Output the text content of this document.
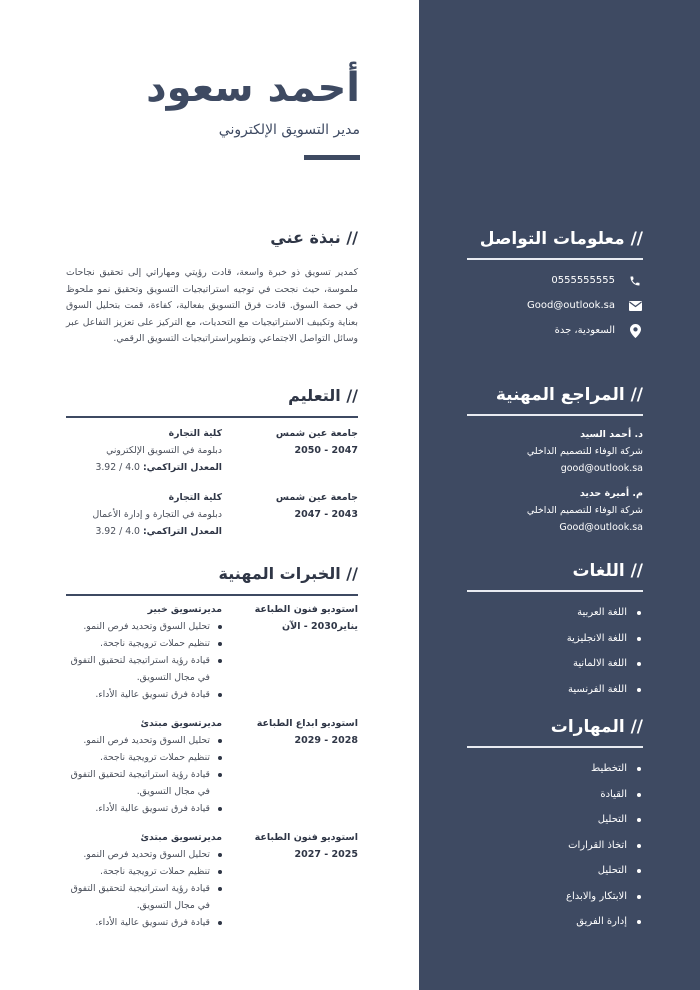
// معلومات التواصل
0555555555
Good@outlook.sa
السعودية، جدة
// المراجع المهنية
د. أحمد السيد
شركة الوفاء للتصميم الداخلي
good@outlook.sa
م. أميرة حديد
شركة الوفاء للتصميم الداخلي
Good@outlook.sa
// اللغات
اللغة العربية
اللغة الانجليزية
اللغة الالمانية
اللغة الفرنسية
// المهارات
التخطيط
القيادة
التحليل
اتخاذ القرارات
التحليل
الابتكار والابداع
إدارة الفريق
أحمد سعود
مدير التسويق الإلكتروني
// نبذة عني

كمدير تسويق ذو خبرة واسعة، قادت رؤيتي ومهاراتي إلى تحقيق نجاحات ملموسة، حيث نجحت في توجيه استراتيجيات التسويق وتحقيق نمو ملحوظ في حصة السوق. قادت فرق التسويق بفعالية، كفاءة، قمت بتحليل السوق بعناية وتكييف الاستراتيجيات مع التحديات، مع التركيز على تعزيز التفاعل عبر وسائل التواصل الاجتماعي وتطويراستراتيجيات التسويق الرقمي.

// التعليم
جامعة عين شمس
2047 - 2050
كلية التجارة
دبلومة في التسويق الإلكتروني
المعدل التراكمي: 4.0 / 3.92
جامعة عين شمس
2043 - 2047
كلية التجارة
دبلومة في التجارة و إدارة الأعمال
المعدل التراكمي: 4.0 / 3.92
// الخبرات المهنية
استوديو فنون الطباعة
يناير2030 - الآن
مديرتسويق خبير
تحليل السوق وتحديد فرص النمو.
تنظيم حملات ترويجية ناجحة.
قيادة رؤية استراتيجية لتحقيق التفوق في مجال التسويق.
قيادة فرق تسويق عالية الأداء.
استوديو ابداع الطباعة
2028 - 2029
مديرتسويق مبتدئ
تحليل السوق وتحديد فرص النمو.
تنظيم حملات ترويجية ناجحة.
قيادة رؤية استراتيجية لتحقيق التفوق في مجال التسويق.
قيادة فرق تسويق عالية الأداء.
استوديو فنون الطباعة
2025 - 2027
مديرتسويق مبتدئ
تحليل السوق وتحديد فرص النمو.
تنظيم حملات ترويجية ناجحة.
قيادة رؤية استراتيجية لتحقيق التفوق في مجال التسويق.
قيادة فرق تسويق عالية الأداء.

++++++++

**Given request:** Without the pictures, print the whole listing exactly as given.

**Answer in full:**
Output the text content of this document.
// معلومات التواصل
0555555555
Good@outlook.sa
السعودية، جدة
// المراجع المهنية
د. أحمد السيد
شركة الوفاء للتصميم الداخلي
good@outlook.sa
م. أميرة حديد
شركة الوفاء للتصميم الداخلي
Good@outlook.sa
// اللغات
اللغة العربية
اللغة الانجليزية
اللغة الالمانية
اللغة الفرنسية
// المهارات
التخطيط
القيادة
التحليل
اتخاذ القرارات
التحليل
الابتكار والابداع
إدارة الفريق
أحمد سعود
مدير التسويق الإلكتروني
// نبذة عني

كمدير تسويق ذو خبرة واسعة، قادت رؤيتي ومهاراتي إلى تحقيق نجاحات ملموسة، حيث نجحت في توجيه استراتيجيات التسويق وتحقيق نمو ملحوظ في حصة السوق. قادت فرق التسويق بفعالية، كفاءة، قمت بتحليل السوق بعناية وتكييف الاستراتيجيات مع التحديات، مع التركيز على تعزيز التفاعل عبر وسائل التواصل الاجتماعي وتطويراستراتيجيات التسويق الرقمي.

// التعليم
جامعة عين شمس
2047 - 2050
كلية التجارة
دبلومة في التسويق الإلكتروني
المعدل التراكمي: 4.0 / 3.92
جامعة عين شمس
2043 - 2047
كلية التجارة
دبلومة في التجارة و إدارة الأعمال
المعدل التراكمي: 4.0 / 3.92
// الخبرات المهنية
استوديو فنون الطباعة
يناير2030 - الآن
مديرتسويق خبير
تحليل السوق وتحديد فرص النمو.
تنظيم حملات ترويجية ناجحة.
قيادة رؤية استراتيجية لتحقيق التفوق في مجال التسويق.
قيادة فرق تسويق عالية الأداء.
استوديو ابداع الطباعة
2028 - 2029
مديرتسويق مبتدئ
تحليل السوق وتحديد فرص النمو.
تنظيم حملات ترويجية ناجحة.
قيادة رؤية استراتيجية لتحقيق التفوق في مجال التسويق.
قيادة فرق تسويق عالية الأداء.
استوديو فنون الطباعة
2025 - 2027
مديرتسويق مبتدئ
تحليل السوق وتحديد فرص النمو.
تنظيم حملات ترويجية ناجحة.
قيادة رؤية استراتيجية لتحقيق التفوق في مجال التسويق.
قيادة فرق تسويق عالية الأداء.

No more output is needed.